- [TASK PROMPT]:
For the data below, report the number of lines that contain the string "name" and nothing else.
[START RECORDS SUPPLIED]
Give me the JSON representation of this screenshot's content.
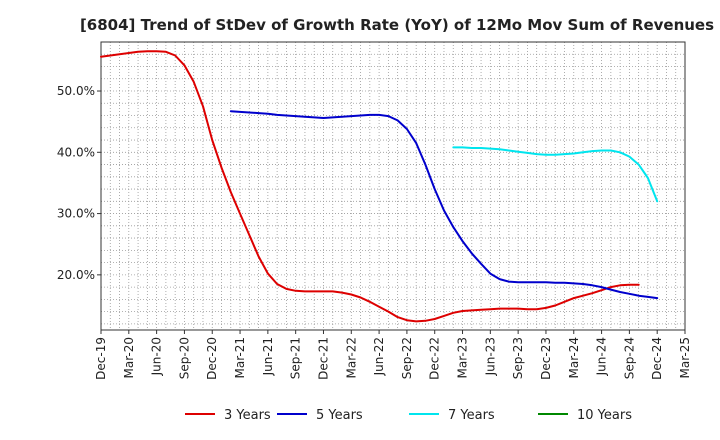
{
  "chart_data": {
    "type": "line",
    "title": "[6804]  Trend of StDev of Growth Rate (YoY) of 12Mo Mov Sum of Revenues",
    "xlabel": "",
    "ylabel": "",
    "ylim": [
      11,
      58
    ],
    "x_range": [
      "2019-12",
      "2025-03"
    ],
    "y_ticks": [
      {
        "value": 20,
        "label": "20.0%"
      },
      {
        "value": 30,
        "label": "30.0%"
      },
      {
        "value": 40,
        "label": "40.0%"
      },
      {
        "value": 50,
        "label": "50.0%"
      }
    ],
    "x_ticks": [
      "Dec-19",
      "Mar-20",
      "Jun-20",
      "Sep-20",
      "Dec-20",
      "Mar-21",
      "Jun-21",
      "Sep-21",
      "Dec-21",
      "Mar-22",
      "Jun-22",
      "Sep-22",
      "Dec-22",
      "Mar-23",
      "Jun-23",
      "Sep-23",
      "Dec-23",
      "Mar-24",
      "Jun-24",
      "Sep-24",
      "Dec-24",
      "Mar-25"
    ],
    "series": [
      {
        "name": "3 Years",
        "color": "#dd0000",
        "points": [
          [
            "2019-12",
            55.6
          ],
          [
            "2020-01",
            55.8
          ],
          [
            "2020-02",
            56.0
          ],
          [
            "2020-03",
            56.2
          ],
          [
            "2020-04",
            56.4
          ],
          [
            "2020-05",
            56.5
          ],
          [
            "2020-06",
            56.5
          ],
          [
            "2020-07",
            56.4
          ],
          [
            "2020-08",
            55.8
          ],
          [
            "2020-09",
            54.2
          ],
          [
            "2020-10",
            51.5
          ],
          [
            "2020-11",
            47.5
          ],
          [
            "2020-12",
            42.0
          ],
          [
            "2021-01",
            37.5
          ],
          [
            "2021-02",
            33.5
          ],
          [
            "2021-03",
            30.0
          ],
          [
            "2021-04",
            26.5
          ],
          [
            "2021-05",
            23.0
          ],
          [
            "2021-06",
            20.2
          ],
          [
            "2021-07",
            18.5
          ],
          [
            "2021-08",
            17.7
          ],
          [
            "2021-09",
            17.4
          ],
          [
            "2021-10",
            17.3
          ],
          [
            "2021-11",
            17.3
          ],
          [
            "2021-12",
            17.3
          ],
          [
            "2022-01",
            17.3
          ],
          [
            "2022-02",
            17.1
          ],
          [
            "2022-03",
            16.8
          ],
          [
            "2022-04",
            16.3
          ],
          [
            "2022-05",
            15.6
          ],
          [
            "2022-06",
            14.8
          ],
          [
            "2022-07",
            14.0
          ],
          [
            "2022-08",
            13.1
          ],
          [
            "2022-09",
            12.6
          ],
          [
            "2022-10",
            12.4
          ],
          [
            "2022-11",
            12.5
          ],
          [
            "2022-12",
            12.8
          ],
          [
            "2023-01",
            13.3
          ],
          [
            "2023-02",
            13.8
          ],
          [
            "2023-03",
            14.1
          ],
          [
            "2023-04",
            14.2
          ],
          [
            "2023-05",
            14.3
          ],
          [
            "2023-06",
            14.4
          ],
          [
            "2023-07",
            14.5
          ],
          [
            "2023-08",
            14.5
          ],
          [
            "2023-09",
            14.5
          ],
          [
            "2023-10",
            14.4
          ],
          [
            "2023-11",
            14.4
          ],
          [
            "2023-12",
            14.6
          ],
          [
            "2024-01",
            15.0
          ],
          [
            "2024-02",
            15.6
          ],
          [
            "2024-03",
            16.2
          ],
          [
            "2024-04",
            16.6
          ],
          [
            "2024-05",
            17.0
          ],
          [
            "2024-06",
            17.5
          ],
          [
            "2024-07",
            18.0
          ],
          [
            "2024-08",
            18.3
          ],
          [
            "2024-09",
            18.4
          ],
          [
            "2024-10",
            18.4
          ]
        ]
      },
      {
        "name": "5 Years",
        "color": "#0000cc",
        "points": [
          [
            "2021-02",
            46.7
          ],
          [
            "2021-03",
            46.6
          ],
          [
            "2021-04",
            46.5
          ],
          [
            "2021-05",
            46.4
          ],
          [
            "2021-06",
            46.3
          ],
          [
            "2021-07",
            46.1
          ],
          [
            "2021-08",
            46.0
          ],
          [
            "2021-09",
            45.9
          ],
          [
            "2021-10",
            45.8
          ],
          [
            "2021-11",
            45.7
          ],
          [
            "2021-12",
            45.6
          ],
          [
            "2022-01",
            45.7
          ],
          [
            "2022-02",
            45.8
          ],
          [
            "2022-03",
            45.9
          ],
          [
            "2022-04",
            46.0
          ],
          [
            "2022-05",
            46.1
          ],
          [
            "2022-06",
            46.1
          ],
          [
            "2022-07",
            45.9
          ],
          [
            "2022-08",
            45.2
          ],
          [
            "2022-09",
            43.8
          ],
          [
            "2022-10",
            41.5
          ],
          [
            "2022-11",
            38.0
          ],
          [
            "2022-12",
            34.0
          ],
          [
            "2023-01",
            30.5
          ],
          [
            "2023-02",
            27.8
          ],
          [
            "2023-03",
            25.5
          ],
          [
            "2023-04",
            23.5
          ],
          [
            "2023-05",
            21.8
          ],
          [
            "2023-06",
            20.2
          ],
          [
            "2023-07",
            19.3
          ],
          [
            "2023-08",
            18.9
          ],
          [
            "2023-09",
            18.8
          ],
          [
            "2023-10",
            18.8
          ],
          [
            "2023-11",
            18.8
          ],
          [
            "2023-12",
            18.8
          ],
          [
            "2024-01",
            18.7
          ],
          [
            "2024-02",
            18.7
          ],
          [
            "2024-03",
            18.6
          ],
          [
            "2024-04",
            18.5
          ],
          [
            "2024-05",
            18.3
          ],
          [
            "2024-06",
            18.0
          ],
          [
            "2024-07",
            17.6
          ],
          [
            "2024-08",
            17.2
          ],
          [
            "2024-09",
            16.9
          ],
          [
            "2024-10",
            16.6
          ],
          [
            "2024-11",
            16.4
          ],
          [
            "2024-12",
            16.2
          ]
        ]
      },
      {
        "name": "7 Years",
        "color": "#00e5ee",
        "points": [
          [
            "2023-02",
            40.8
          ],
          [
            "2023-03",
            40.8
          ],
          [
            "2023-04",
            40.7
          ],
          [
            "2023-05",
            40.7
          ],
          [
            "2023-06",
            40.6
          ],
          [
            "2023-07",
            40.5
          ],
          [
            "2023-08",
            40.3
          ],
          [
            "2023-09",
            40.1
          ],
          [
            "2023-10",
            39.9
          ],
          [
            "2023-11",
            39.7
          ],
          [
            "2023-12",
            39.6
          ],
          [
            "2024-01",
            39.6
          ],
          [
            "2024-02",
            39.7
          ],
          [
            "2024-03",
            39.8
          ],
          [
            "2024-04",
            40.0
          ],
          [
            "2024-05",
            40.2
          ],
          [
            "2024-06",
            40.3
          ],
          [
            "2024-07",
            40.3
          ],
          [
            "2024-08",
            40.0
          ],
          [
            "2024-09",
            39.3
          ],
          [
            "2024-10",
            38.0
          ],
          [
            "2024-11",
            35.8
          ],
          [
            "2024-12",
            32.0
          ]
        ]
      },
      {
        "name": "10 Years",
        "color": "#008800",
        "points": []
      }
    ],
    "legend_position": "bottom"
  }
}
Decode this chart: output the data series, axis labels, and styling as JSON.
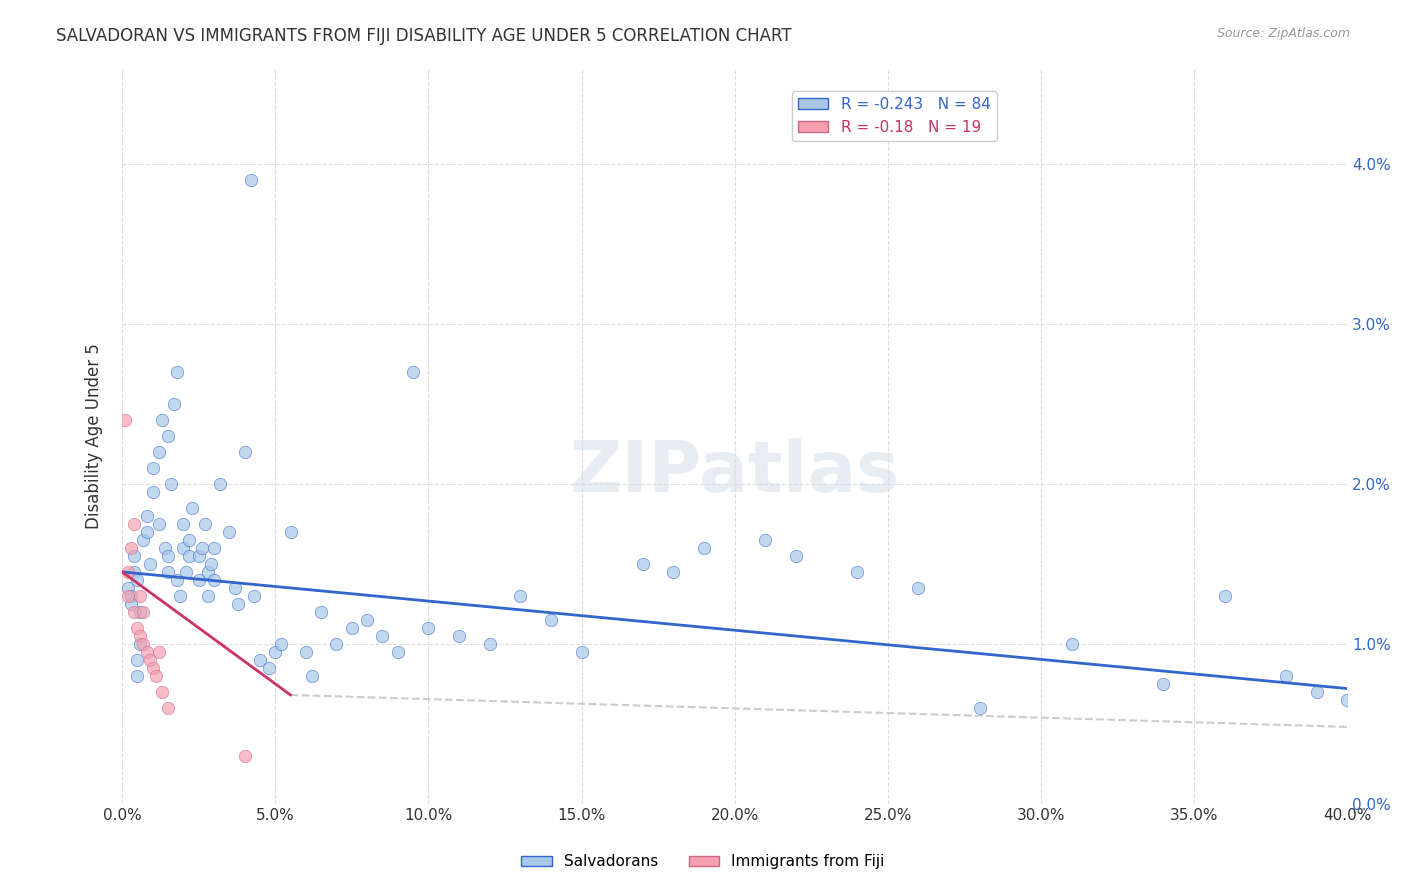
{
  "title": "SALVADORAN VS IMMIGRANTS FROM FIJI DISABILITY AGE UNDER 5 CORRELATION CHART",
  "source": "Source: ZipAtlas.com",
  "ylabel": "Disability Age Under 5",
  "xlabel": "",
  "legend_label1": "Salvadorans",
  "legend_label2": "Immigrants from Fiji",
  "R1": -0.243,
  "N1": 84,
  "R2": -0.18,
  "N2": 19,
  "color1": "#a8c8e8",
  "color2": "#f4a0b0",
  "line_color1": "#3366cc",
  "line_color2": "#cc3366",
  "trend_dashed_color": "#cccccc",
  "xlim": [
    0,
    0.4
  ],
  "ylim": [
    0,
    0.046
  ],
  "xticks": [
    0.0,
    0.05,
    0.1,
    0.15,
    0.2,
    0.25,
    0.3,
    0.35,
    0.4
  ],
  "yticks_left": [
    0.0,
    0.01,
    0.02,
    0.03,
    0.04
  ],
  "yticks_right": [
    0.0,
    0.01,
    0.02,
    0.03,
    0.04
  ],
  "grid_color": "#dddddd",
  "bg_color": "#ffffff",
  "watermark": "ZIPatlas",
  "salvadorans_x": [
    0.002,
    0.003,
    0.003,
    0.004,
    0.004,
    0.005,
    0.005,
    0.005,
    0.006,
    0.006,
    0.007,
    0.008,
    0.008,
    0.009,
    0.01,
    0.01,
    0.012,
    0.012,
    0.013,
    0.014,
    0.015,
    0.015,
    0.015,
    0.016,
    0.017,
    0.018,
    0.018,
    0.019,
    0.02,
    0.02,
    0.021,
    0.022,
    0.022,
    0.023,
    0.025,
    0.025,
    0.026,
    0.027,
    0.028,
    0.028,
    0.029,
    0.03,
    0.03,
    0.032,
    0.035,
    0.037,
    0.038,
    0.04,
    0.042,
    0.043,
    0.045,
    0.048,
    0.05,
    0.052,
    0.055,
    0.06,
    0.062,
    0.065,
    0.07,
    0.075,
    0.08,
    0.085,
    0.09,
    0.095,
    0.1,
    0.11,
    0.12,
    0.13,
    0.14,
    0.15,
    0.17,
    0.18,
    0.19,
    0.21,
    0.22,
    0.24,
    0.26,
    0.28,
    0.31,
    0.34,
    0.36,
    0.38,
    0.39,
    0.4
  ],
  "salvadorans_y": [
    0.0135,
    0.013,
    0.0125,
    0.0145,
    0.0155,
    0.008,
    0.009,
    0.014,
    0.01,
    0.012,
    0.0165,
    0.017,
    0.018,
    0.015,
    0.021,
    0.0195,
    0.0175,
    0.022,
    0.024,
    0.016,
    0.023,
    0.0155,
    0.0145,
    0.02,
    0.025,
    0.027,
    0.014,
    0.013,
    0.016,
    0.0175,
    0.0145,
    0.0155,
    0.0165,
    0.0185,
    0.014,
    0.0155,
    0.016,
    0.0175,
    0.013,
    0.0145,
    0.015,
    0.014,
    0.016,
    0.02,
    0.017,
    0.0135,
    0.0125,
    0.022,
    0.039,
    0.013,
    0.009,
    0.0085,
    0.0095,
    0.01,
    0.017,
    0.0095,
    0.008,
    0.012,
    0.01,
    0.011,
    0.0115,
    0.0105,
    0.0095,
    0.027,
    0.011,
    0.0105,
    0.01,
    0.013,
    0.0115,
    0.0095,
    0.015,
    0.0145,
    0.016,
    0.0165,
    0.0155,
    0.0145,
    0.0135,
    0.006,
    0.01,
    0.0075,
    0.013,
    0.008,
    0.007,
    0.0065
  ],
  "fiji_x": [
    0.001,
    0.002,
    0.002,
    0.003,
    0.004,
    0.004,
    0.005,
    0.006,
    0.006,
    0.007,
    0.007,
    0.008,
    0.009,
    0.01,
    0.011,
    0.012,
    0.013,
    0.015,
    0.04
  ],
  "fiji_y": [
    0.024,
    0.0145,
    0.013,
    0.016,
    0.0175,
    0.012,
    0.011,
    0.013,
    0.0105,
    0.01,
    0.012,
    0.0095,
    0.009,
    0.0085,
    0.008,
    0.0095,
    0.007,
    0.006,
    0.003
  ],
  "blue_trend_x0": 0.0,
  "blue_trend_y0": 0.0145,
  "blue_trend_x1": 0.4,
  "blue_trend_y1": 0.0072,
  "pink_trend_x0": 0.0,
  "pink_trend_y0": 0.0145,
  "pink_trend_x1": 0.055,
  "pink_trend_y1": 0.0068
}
[END RECORDS SUPPLIED]
- [TASK RESPONSE]:
4